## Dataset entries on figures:
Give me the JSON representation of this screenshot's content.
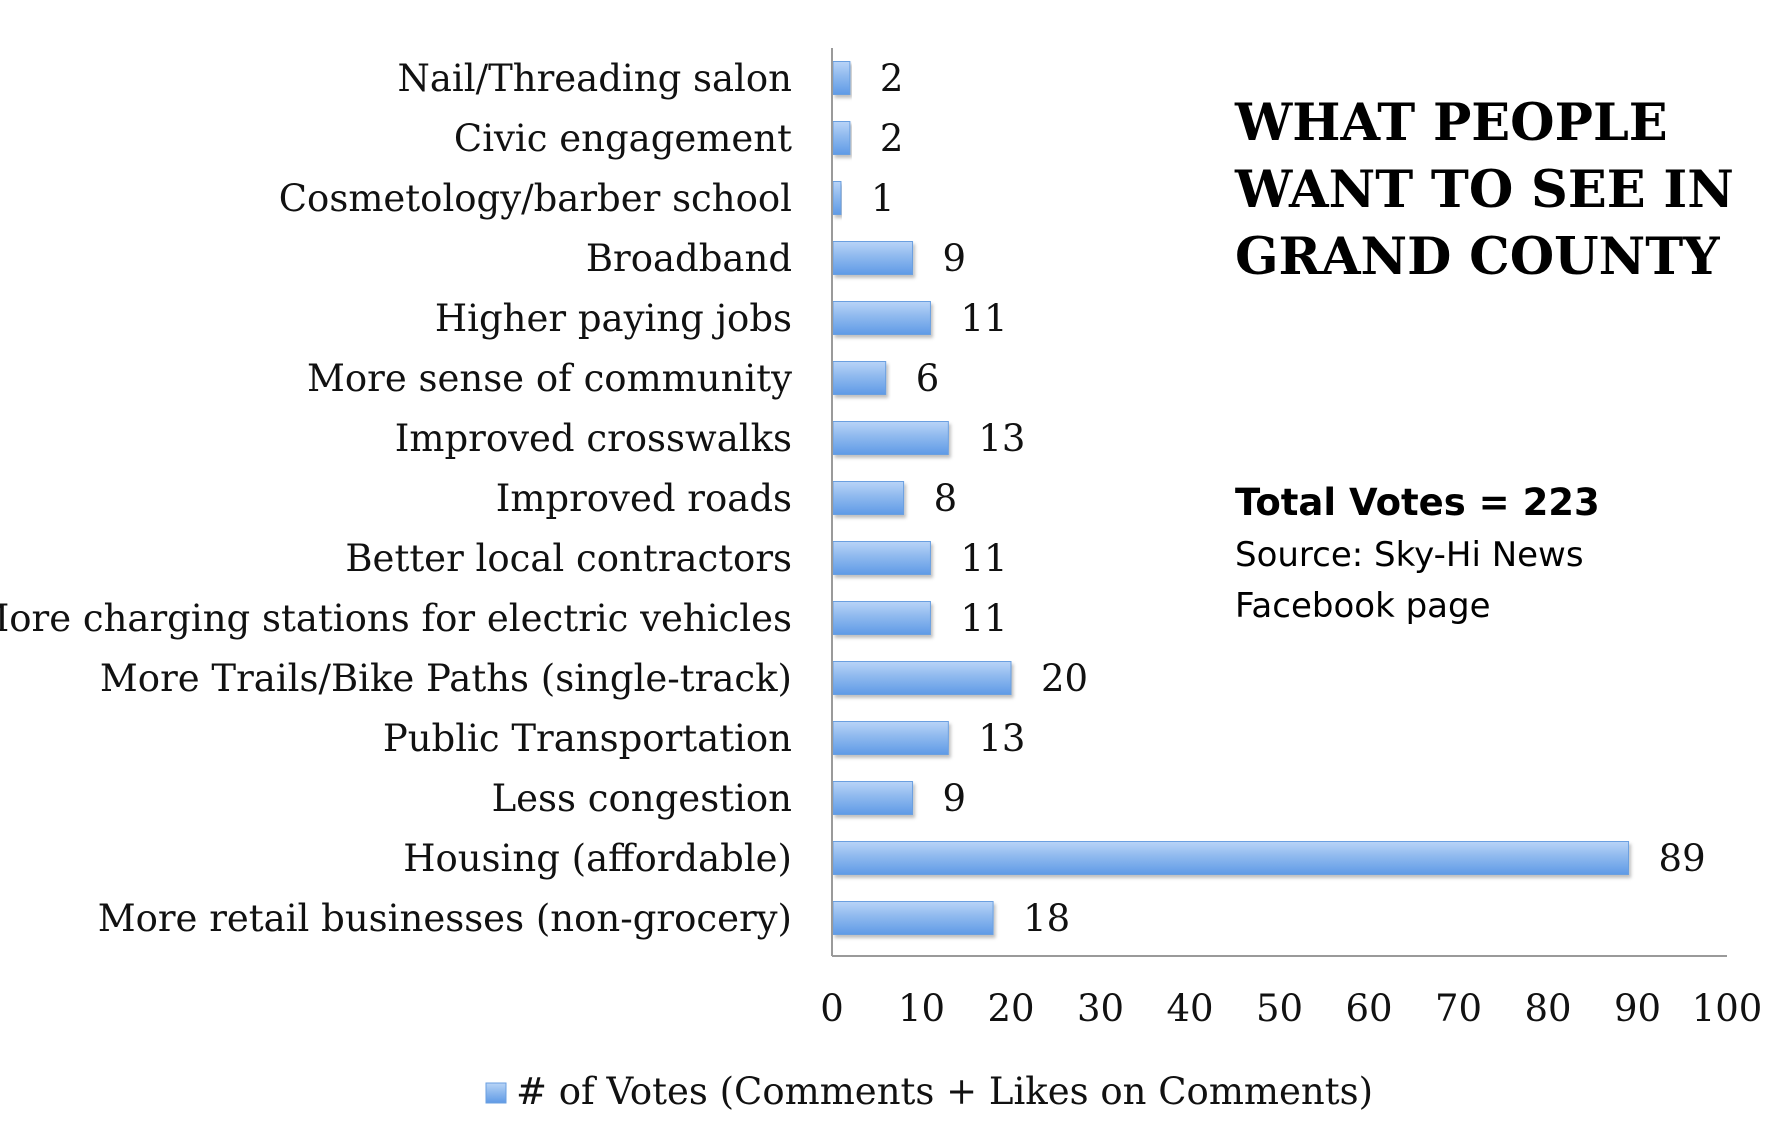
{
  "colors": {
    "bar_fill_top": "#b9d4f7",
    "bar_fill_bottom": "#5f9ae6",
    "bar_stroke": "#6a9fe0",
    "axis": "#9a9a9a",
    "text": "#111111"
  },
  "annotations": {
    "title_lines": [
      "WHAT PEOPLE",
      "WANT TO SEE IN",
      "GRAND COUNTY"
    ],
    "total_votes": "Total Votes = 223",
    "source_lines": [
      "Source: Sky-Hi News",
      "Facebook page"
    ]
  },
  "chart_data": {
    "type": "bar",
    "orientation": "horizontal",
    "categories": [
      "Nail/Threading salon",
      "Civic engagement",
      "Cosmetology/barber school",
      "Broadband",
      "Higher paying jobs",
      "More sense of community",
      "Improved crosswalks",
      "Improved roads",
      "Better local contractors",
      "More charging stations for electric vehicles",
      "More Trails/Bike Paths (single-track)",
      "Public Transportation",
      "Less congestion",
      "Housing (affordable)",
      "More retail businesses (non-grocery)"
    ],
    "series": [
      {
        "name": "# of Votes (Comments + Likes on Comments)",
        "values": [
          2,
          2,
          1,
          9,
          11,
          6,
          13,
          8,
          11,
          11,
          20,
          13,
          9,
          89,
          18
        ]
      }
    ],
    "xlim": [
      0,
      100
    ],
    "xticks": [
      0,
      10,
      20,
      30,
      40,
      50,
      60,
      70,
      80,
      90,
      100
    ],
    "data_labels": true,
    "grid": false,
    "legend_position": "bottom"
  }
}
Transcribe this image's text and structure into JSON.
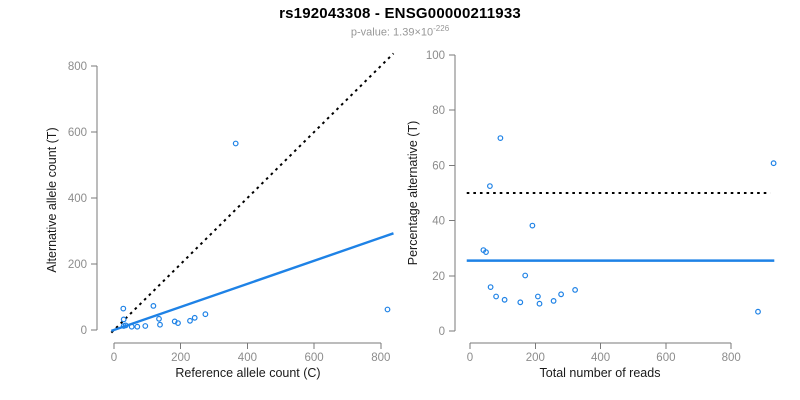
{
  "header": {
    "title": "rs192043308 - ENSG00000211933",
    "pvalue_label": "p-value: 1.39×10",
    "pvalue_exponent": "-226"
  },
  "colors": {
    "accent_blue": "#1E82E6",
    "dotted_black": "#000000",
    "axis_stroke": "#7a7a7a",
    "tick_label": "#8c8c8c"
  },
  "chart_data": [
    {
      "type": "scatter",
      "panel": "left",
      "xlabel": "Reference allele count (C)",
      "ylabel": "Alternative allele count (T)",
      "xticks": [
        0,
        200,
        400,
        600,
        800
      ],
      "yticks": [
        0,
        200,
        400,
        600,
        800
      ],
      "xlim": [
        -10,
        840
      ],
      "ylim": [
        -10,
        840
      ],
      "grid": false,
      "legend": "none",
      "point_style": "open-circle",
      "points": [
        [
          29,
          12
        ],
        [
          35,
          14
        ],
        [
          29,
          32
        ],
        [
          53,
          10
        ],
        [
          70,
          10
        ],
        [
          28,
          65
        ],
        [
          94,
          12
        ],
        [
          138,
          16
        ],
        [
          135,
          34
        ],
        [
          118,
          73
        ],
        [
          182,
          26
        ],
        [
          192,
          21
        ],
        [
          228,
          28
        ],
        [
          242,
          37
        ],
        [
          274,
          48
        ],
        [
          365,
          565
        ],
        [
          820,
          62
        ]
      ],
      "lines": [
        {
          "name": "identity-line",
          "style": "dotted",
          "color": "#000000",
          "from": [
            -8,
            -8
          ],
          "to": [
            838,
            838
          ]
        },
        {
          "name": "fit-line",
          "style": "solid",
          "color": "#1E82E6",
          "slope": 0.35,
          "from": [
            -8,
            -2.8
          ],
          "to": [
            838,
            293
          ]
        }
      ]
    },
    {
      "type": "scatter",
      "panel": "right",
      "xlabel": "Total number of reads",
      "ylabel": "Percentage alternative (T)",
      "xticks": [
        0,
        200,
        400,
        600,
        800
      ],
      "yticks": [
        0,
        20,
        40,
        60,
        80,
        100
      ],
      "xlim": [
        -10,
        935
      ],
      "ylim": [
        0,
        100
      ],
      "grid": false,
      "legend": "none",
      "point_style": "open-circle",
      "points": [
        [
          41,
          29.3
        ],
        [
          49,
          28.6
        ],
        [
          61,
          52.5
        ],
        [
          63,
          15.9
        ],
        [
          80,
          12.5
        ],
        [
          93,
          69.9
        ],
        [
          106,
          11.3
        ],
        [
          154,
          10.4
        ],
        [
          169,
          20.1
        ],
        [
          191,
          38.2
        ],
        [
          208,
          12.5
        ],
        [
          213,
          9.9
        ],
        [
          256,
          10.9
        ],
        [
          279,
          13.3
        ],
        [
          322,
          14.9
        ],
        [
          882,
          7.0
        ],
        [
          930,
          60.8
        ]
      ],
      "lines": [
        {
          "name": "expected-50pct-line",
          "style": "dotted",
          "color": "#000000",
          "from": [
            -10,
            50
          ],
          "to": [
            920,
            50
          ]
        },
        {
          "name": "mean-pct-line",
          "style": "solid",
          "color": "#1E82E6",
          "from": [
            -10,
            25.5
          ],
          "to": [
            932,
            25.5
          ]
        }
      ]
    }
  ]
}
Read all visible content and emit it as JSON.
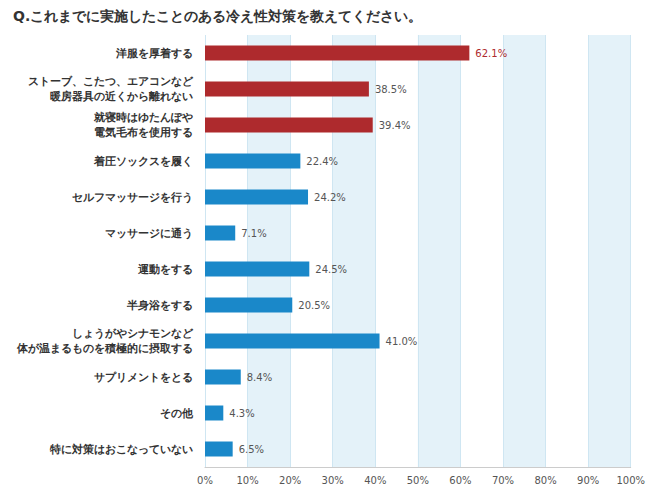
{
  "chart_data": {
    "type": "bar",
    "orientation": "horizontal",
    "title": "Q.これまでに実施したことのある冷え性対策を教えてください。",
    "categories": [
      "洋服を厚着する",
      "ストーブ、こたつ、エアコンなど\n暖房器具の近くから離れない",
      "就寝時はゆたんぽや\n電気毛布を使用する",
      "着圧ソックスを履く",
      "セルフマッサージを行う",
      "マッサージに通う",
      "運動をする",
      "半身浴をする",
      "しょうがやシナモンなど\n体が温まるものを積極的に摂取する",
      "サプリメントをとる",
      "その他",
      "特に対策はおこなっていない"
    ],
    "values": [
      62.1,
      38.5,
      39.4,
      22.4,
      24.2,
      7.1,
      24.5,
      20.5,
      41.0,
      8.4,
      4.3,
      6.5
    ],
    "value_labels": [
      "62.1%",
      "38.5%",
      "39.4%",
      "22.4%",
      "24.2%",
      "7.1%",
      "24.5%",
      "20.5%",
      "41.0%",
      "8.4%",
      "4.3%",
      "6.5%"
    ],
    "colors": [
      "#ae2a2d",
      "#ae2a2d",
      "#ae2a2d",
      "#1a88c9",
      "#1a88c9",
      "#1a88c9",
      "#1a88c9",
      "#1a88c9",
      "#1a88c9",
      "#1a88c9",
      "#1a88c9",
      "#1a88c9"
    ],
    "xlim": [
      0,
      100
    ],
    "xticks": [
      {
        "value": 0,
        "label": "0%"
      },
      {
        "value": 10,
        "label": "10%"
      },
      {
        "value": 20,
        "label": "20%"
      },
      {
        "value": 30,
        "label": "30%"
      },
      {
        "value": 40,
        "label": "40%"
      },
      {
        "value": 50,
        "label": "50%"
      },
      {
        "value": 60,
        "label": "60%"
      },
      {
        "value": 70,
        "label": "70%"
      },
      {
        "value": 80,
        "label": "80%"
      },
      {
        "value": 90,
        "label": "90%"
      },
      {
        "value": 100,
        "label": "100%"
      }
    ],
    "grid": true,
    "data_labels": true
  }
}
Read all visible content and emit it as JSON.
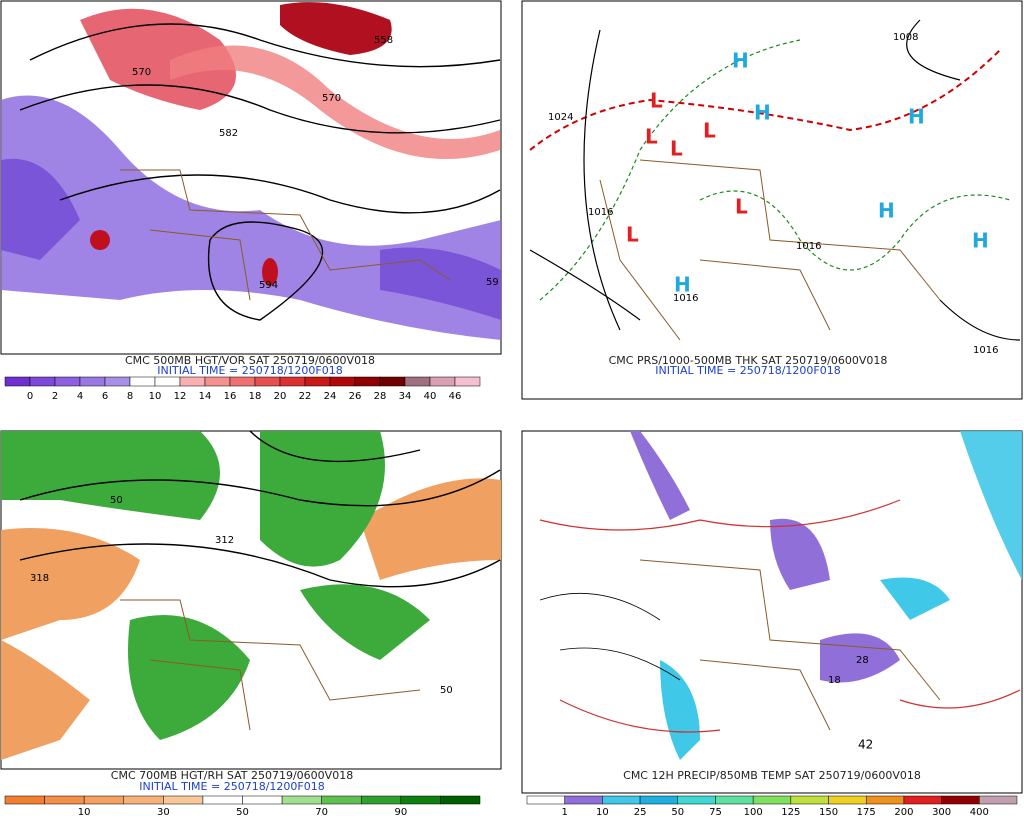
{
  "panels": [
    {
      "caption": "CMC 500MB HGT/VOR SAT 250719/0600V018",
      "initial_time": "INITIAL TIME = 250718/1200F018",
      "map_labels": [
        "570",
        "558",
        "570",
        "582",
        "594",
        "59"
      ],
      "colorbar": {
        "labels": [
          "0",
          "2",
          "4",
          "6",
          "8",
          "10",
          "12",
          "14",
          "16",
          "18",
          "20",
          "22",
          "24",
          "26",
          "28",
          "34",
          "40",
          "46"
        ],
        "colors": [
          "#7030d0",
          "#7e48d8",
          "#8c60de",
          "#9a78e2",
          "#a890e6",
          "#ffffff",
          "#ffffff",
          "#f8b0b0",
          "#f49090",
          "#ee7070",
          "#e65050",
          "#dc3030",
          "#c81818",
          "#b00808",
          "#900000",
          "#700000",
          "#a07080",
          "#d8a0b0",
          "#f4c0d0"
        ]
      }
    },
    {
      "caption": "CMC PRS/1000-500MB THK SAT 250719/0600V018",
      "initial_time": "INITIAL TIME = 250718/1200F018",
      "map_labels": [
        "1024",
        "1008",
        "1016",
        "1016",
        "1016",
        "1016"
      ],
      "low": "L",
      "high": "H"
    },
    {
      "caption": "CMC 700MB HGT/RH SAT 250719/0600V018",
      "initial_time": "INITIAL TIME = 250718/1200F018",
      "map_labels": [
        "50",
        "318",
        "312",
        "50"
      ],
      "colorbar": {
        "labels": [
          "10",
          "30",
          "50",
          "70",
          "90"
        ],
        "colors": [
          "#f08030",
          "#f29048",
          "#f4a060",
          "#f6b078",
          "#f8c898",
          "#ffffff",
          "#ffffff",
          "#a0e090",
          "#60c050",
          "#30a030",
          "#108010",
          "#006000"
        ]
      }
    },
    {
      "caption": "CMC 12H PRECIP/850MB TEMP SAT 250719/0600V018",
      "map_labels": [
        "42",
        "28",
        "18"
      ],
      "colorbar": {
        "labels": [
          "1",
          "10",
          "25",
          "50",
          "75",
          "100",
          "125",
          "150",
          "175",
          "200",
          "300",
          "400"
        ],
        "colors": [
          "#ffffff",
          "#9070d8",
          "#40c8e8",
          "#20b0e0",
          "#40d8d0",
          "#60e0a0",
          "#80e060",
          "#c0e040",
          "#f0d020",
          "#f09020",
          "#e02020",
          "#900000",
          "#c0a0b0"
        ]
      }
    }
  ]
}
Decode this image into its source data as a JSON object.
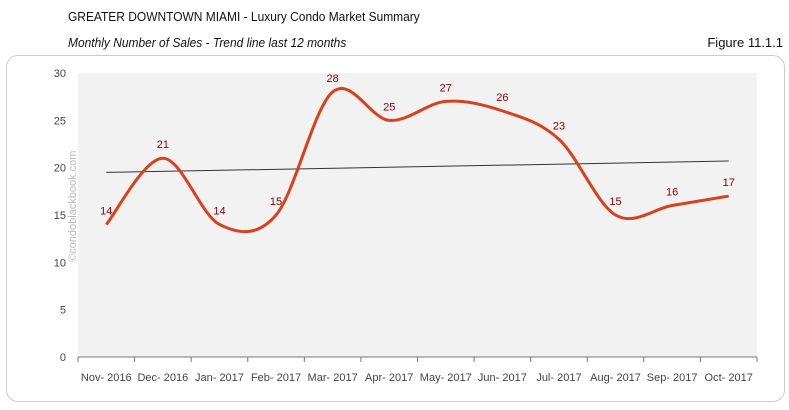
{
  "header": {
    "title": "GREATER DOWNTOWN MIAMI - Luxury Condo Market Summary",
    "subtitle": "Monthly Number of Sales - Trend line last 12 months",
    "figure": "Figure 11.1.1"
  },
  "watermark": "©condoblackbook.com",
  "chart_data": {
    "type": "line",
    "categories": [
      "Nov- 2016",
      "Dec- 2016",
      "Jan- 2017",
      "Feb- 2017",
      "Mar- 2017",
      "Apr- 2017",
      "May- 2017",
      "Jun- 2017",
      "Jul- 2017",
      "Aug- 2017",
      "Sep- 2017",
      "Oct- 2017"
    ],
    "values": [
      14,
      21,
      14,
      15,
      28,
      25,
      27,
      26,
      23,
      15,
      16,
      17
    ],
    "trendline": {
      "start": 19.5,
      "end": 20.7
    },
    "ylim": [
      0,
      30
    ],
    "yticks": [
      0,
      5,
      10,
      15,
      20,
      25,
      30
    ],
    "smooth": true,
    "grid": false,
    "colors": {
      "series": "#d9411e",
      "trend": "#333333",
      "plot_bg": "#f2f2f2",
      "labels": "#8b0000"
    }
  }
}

## OBJECTIVE:
Reproduce every line from the entries that holds the word "image".

## ANSWER IN FULL:
Transcribe this image's text and structure into JSON.
Decode this image into its source data as a JSON object.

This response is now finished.